### DOCUMENT SECTION

--- begin ---

Prince Ra-Man is a fictional comic book magician published by DC Comics. Mark Merlin first appeared in House of Secrets #23 (August 1959), and was created by Mort Meskin. Prince Ra-Man first appeared in House of Secrets #73  (July 1965), and was created by Jack Miller and Bernard Baily.

Fictional character biography
Also known as the Mind Master, he was actually a Doctor Strange-style 'replacement' for a previous long-running series character in House of Secrets named Mark Merlin. A blue suit and black bow tie-clad supernatural detective who lived in the small suburban hamlet of "Cloister" in a mansion on "Mystery Hill" that he had inherited from a stage magician uncle of the same name, Mark Merlin used its vast collection of occult literature and artifacts to battle those who would use the occult for evil ends with the assistance of his beautiful blond secretary/fiancee Elsa Magusson and his black cat Memakata who he found in the tomb of a pharaoh of the same name and whose body he could transfer his mind into with the help of an ancient cat-headed amulet.

--- end ---

### REQUIREMENTS
(a) Translate this sentence from the Prince Ra-Man text into Spanish: "Prince Ra-Man is a fictional comic book magician published by DC Comics."
(b) Reproduce the passage of the Prince Ra-Man text starting at "Prince Ra-Man is" and ending at "and Bernard Baily.", word for word.

### RECORDS PROVIDED
--- begin ---

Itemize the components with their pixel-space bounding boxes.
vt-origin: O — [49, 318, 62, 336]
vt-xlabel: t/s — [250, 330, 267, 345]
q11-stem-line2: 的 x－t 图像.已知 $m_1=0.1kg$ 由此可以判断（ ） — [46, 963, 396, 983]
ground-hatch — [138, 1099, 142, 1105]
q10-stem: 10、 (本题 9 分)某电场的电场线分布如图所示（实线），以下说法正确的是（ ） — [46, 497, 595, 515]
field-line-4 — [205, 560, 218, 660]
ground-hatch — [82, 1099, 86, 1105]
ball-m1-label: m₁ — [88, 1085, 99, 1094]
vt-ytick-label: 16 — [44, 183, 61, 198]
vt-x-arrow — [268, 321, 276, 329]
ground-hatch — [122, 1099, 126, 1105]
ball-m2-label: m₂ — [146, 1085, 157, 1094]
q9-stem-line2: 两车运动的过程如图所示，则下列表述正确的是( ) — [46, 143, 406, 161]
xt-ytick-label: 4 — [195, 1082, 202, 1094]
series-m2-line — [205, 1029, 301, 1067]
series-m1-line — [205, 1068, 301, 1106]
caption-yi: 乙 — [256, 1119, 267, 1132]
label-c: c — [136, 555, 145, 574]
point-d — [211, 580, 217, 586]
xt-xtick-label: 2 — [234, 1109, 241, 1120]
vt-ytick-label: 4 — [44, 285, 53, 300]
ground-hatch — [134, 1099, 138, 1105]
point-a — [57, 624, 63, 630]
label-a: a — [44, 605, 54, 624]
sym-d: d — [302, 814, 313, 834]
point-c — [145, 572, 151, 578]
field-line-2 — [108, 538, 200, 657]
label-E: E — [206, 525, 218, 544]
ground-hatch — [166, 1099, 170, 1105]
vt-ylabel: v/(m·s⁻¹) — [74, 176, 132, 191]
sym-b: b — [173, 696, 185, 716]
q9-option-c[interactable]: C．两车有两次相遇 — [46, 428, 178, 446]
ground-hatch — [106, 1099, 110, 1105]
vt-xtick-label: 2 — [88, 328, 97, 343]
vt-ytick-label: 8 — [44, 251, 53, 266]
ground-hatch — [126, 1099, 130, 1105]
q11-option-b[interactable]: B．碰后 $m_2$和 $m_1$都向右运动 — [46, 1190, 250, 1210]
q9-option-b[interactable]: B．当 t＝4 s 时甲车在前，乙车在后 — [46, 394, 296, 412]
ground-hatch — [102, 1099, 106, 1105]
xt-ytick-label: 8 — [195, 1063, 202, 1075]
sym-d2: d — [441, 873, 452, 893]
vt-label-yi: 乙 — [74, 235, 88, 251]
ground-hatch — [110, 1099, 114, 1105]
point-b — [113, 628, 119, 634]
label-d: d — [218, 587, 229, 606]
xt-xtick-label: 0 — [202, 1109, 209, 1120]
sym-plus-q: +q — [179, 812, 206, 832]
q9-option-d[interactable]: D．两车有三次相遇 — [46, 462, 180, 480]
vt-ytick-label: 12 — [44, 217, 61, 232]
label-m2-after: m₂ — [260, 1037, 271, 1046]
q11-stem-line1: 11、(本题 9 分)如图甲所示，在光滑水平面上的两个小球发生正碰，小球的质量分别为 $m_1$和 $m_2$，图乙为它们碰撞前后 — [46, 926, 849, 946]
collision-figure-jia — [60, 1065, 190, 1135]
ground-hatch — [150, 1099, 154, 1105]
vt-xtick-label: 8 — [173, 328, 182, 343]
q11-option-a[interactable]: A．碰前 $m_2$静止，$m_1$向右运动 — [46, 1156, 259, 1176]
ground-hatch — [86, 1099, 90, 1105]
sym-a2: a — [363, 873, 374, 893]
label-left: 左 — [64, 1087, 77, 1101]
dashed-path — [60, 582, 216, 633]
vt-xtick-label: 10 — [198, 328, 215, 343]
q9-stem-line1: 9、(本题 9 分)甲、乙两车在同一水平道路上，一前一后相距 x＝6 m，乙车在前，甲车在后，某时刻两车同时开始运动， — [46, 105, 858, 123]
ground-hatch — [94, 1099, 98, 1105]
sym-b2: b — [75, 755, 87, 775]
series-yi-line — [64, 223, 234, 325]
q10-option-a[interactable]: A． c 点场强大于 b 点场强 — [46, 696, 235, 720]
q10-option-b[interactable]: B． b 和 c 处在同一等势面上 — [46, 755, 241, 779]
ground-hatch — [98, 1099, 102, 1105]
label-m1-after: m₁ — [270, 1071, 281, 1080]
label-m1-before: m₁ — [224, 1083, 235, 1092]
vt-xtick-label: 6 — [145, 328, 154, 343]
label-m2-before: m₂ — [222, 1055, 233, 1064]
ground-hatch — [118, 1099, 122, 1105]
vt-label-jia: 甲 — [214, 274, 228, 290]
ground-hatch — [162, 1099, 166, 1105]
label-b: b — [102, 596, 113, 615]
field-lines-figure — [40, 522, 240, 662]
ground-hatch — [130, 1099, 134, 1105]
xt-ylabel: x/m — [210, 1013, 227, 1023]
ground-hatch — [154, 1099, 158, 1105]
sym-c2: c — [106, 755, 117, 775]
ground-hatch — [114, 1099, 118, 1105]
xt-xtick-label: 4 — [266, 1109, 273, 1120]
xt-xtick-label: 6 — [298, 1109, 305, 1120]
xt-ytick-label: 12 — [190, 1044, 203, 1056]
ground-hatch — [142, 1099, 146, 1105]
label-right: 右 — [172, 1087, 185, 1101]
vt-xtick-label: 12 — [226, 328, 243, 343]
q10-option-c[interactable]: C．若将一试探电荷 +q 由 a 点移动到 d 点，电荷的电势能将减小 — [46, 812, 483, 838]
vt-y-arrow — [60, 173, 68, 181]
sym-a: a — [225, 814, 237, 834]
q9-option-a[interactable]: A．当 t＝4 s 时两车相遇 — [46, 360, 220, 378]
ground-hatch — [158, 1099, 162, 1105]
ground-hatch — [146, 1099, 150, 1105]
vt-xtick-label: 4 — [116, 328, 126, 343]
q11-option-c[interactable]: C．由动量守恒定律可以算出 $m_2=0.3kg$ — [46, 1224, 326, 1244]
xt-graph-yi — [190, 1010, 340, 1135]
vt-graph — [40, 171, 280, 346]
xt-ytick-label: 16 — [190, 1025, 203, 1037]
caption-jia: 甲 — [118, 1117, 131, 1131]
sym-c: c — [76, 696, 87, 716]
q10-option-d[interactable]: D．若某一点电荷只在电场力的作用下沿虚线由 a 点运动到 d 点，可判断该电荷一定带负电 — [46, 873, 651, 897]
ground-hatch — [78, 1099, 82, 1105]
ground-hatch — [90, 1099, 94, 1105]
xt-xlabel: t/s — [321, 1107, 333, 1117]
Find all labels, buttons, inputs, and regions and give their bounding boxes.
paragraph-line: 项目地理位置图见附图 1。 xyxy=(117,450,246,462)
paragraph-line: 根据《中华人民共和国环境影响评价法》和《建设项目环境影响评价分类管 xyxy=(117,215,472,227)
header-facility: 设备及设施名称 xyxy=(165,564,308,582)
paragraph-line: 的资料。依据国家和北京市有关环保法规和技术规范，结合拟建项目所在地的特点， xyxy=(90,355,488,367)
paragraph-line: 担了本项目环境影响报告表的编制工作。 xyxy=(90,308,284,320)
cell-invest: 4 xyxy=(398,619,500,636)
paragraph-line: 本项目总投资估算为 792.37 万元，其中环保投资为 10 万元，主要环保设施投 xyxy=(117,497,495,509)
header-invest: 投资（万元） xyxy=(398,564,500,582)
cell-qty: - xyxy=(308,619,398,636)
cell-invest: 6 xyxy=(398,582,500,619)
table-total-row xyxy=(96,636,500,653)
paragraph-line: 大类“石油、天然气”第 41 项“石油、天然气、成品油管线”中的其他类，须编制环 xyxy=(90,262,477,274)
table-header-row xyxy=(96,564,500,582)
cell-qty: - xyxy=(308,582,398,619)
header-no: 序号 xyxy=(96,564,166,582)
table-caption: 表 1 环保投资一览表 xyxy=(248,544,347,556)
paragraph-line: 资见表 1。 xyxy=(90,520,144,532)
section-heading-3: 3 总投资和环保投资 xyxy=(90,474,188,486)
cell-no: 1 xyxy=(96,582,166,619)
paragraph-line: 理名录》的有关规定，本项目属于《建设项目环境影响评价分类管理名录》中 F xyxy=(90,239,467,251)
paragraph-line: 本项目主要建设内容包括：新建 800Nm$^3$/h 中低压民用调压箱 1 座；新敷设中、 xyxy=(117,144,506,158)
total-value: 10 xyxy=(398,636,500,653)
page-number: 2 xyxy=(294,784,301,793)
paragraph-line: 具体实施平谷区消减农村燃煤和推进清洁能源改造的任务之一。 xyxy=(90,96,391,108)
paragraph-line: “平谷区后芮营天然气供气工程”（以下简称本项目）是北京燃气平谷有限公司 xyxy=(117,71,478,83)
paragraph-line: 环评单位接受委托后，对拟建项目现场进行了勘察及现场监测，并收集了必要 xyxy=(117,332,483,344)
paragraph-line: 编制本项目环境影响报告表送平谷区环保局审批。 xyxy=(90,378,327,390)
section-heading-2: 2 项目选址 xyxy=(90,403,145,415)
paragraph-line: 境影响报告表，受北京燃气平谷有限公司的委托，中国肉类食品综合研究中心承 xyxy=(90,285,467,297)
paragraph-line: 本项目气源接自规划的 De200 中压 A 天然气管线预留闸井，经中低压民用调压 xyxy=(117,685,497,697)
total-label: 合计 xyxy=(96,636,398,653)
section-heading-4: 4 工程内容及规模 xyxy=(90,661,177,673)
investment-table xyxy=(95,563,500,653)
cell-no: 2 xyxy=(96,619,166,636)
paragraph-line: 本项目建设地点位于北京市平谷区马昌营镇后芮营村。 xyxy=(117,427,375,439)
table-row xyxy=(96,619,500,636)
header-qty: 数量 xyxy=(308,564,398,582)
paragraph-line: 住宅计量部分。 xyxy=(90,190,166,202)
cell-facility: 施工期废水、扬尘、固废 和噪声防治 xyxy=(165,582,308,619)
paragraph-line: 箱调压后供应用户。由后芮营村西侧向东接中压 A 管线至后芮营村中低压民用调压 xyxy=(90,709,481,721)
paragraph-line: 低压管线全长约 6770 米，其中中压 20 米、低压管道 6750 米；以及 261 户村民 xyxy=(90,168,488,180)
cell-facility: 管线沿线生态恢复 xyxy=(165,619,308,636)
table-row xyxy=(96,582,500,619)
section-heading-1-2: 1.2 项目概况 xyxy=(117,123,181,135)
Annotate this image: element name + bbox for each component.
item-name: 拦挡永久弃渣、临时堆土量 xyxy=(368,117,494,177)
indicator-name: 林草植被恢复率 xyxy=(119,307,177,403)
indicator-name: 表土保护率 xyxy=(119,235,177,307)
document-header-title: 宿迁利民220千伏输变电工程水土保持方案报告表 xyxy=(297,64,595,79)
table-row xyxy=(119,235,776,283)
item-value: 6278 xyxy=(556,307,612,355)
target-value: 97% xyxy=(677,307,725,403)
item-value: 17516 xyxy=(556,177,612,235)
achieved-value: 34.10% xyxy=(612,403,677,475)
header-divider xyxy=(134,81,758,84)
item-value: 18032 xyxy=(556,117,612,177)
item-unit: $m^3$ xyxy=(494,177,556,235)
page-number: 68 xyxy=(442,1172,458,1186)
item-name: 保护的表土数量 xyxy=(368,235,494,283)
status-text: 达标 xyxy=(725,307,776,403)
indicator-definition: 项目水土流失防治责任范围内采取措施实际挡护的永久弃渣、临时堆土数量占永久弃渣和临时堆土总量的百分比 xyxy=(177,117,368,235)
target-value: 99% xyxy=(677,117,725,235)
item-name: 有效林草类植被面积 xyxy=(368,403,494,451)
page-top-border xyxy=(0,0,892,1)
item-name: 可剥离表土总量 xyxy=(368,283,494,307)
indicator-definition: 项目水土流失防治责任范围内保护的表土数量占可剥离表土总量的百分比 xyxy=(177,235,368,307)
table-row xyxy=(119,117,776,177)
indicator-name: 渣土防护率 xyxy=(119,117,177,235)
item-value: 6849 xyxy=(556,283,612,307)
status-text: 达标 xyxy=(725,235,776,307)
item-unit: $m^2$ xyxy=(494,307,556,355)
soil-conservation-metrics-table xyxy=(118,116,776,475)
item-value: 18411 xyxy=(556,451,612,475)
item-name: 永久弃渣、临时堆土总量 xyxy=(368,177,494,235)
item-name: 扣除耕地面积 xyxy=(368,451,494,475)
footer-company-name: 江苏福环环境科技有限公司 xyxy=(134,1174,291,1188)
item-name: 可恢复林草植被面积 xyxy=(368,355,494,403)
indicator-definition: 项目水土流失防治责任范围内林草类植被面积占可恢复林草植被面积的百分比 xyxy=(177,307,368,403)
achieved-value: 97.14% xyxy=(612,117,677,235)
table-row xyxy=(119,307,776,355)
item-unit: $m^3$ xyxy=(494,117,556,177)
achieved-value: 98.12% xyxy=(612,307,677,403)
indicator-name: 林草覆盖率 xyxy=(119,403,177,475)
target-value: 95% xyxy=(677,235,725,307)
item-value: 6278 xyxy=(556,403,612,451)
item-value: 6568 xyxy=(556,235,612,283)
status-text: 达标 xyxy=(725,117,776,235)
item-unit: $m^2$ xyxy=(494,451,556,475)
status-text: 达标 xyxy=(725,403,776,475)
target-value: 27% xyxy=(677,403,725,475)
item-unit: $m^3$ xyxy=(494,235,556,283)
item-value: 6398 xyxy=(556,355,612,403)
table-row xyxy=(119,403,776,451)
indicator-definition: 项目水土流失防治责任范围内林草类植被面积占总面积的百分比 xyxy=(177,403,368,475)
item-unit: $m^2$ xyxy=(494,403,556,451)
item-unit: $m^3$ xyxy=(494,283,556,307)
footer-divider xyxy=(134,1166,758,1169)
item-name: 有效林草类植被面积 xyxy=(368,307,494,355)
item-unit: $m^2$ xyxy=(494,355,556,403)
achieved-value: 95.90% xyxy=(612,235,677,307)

--- end ---

### TASK RESPONSES
(a) Prince Ra-Man es un mago ficticio de cómics publicado por DC Comics.

(b)
Prince Ra-Man is a fictional comic book magician published by DC Comics. Mark Merlin first appeared in House of Secrets #23 (August 1959), and was created by Mort Meskin. Prince Ra-Man first appeared in House of Secrets #73  (July 1965), and was created by Jack Miller and Bernard Baily.